Collection entries ▸
::::
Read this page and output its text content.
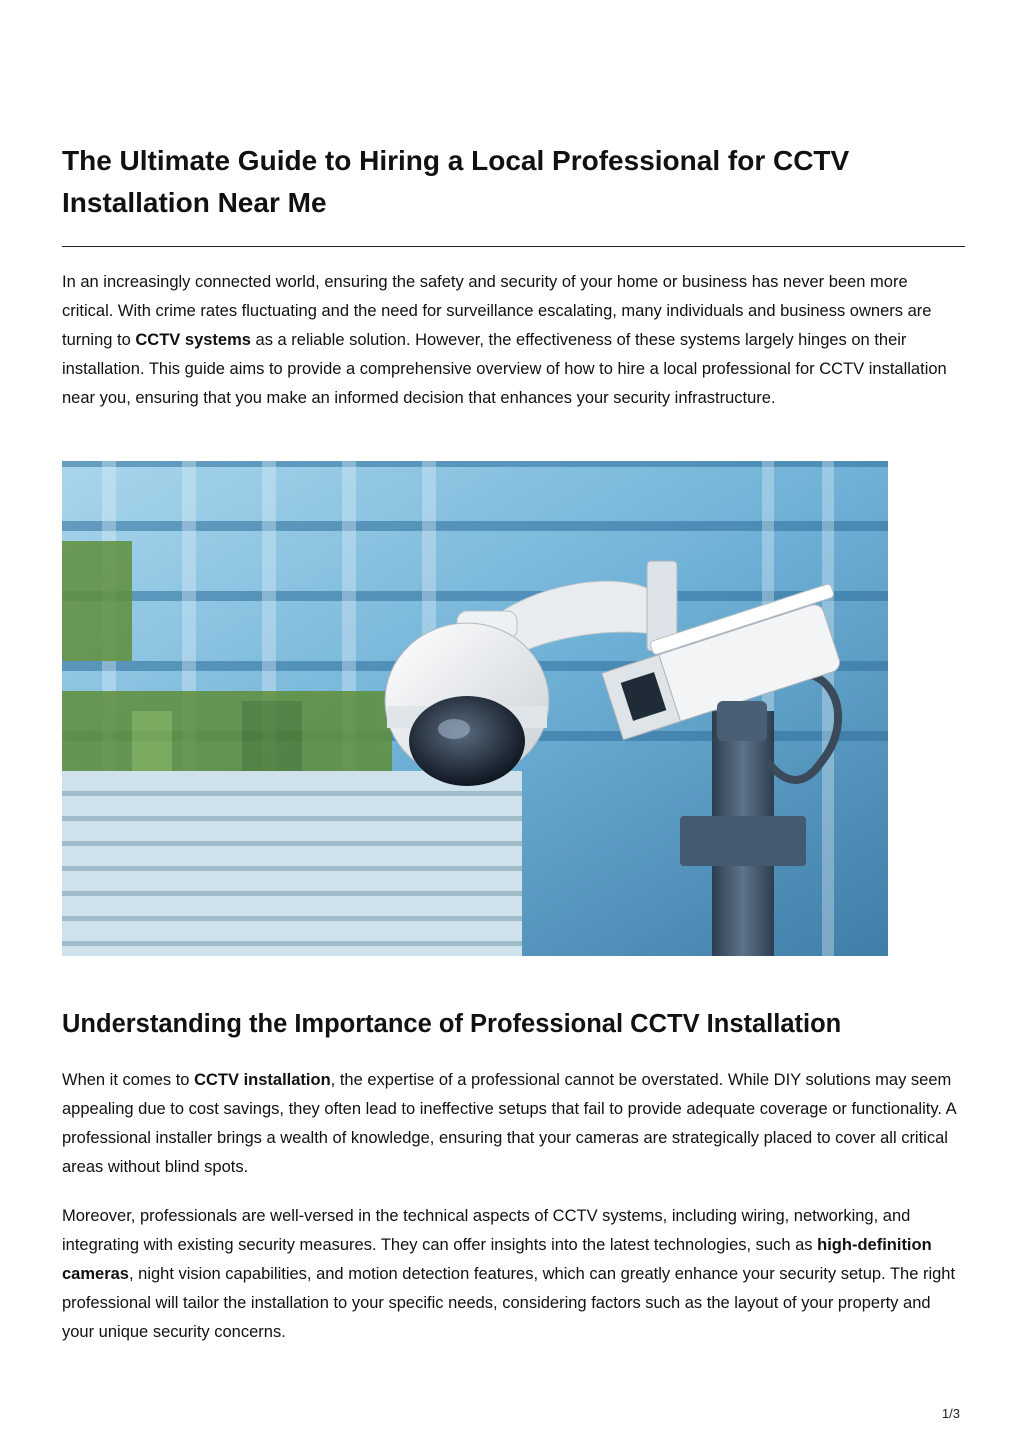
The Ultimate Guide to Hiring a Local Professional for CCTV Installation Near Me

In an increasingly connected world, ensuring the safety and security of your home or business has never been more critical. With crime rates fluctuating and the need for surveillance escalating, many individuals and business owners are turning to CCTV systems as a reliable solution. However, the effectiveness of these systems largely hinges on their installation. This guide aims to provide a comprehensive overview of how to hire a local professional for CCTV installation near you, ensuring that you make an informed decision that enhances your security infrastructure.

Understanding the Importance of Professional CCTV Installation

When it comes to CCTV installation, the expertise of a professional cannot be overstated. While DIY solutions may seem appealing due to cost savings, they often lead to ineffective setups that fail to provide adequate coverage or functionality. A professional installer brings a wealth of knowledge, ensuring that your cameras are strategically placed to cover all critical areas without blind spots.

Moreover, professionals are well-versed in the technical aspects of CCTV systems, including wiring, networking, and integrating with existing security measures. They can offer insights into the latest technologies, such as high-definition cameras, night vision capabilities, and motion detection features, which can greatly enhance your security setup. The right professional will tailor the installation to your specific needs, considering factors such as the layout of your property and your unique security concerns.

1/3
::::
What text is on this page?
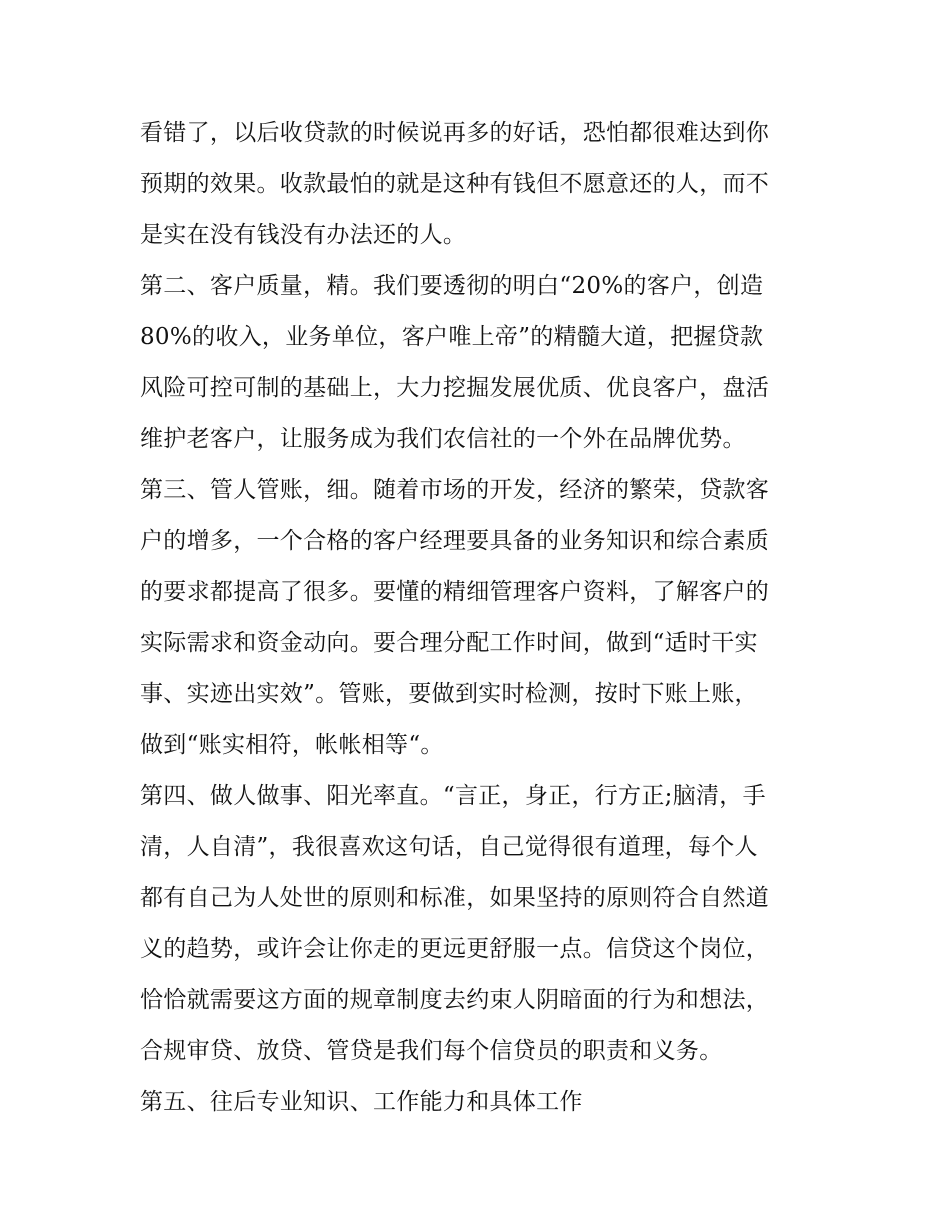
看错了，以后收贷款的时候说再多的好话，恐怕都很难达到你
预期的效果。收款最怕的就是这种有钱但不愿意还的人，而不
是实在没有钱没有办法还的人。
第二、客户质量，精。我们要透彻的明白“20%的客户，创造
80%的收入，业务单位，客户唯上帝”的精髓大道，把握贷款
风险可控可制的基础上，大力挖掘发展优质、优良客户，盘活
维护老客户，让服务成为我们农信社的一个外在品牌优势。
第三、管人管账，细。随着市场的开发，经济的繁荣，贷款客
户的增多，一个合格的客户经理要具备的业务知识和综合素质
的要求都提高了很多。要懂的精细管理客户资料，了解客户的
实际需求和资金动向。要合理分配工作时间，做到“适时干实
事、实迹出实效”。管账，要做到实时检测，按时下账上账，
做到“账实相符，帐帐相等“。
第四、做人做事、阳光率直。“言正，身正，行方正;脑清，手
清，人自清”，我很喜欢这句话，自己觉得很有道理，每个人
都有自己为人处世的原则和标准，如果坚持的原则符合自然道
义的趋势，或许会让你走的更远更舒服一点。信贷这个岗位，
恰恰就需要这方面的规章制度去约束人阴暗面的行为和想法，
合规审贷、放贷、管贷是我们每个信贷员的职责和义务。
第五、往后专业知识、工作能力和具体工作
::::
What the task requires ▸
Find "text". Copy every line it occurs in.

Solution ▸
Read this page and output its text content.
What text is on this page?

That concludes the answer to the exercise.